## Exercise directions
Check each line of the material below, and copy it if it holds the string "title".

## Records for this task

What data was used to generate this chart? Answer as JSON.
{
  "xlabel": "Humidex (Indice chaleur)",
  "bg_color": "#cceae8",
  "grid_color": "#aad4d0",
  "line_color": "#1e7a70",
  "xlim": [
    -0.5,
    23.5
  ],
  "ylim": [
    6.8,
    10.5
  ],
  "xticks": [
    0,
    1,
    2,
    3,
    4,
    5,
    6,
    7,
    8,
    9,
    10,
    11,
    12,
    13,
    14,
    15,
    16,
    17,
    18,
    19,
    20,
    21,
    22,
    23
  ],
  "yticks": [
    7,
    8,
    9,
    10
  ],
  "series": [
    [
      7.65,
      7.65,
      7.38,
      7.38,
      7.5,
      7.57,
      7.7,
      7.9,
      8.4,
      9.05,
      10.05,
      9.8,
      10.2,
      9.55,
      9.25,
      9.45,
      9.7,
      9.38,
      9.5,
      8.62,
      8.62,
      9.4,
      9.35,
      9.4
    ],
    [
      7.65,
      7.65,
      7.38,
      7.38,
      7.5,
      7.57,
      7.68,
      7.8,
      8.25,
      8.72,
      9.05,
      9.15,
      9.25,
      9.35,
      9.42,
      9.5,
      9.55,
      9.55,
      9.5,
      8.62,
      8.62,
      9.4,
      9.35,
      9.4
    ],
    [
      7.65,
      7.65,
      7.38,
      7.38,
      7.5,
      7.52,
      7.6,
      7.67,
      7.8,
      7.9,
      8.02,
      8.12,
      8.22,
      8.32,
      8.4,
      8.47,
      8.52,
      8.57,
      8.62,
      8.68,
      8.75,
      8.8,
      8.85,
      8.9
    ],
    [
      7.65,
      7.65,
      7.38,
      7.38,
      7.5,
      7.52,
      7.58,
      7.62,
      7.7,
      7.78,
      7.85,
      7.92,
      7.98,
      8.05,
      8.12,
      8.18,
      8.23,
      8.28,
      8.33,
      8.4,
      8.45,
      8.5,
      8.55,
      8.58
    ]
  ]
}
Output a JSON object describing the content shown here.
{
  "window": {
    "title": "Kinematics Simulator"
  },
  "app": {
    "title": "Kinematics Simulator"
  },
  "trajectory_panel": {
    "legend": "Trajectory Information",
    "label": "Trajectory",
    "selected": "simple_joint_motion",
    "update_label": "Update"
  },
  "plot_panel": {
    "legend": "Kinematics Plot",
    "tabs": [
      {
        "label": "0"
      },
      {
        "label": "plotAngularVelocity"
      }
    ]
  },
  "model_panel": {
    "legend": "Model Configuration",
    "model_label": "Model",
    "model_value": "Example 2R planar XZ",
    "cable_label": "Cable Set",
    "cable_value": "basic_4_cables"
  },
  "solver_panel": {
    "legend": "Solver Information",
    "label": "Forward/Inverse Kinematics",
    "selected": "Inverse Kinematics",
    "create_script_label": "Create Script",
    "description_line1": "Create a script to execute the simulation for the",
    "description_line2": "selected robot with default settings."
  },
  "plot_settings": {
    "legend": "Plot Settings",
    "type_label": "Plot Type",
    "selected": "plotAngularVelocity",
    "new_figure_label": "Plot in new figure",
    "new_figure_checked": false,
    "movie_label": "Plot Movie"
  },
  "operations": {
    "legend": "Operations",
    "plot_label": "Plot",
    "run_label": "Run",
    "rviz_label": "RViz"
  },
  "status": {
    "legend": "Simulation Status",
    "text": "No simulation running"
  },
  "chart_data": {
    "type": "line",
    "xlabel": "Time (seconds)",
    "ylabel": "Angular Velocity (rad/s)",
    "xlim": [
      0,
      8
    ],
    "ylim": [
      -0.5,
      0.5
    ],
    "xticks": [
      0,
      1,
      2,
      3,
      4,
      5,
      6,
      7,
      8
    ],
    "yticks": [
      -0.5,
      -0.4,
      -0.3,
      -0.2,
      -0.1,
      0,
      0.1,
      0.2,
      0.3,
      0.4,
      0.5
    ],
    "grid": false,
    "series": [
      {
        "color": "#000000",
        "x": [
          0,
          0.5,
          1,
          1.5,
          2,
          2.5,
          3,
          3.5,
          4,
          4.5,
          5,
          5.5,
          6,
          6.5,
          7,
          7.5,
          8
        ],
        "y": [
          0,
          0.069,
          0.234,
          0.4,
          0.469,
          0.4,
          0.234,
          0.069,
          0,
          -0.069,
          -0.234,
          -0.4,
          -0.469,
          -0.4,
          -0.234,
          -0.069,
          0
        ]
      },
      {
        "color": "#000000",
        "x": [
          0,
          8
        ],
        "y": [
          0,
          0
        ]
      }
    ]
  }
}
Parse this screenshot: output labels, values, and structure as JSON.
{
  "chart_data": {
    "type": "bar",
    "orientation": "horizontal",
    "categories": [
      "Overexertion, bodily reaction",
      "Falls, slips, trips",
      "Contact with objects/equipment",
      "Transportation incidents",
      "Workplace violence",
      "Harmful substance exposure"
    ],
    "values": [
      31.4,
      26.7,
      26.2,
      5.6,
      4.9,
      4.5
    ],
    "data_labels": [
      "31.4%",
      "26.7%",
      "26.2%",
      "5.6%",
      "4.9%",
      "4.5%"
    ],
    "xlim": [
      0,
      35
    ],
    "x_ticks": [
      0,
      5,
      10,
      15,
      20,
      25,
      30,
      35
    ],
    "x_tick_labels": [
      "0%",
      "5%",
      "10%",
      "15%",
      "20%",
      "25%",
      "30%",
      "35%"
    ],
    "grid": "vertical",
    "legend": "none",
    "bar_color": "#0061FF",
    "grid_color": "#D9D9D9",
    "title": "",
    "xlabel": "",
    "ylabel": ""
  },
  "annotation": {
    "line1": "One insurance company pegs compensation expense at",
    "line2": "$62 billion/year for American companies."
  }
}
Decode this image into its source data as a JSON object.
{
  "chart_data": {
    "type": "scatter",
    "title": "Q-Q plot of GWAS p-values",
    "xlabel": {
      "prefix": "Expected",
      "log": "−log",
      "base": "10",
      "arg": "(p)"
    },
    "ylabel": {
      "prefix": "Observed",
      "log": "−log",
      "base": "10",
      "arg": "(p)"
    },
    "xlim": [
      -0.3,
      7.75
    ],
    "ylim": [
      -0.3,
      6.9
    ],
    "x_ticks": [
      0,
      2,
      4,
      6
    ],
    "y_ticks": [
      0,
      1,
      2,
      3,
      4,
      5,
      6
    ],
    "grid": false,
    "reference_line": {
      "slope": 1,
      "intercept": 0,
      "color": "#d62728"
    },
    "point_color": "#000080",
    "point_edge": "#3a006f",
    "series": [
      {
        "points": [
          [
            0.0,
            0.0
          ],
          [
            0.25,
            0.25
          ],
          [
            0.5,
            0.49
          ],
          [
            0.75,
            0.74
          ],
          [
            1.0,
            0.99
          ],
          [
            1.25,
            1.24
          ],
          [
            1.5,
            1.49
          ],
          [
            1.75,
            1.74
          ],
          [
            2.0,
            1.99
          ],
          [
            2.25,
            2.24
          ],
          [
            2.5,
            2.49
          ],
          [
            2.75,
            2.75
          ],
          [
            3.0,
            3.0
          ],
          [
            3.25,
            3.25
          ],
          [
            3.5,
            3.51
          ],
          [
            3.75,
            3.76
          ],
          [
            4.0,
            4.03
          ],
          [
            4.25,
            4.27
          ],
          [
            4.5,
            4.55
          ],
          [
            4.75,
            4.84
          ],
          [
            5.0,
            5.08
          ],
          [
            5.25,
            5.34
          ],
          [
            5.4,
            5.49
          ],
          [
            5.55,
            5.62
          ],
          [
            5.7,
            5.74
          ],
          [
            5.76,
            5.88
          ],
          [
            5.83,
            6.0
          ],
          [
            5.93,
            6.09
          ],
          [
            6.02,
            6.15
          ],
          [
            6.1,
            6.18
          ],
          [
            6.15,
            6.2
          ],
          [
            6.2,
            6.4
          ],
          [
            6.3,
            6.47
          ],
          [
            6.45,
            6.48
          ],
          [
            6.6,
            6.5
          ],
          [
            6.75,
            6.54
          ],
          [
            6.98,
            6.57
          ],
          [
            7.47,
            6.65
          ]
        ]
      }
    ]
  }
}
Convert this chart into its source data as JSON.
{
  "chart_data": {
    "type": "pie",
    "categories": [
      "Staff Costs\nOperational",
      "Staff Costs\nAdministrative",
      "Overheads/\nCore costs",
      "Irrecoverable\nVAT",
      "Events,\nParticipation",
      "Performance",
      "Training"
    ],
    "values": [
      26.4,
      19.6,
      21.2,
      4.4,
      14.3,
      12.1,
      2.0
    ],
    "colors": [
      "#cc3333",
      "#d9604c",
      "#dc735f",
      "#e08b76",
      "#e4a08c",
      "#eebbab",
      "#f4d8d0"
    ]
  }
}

## Answer to this problem
    "title": "Kinematics Simulator"
    "title": "Kinematics Simulator"
    "title": "",
    "title": "Q-Q plot of GWAS p-values",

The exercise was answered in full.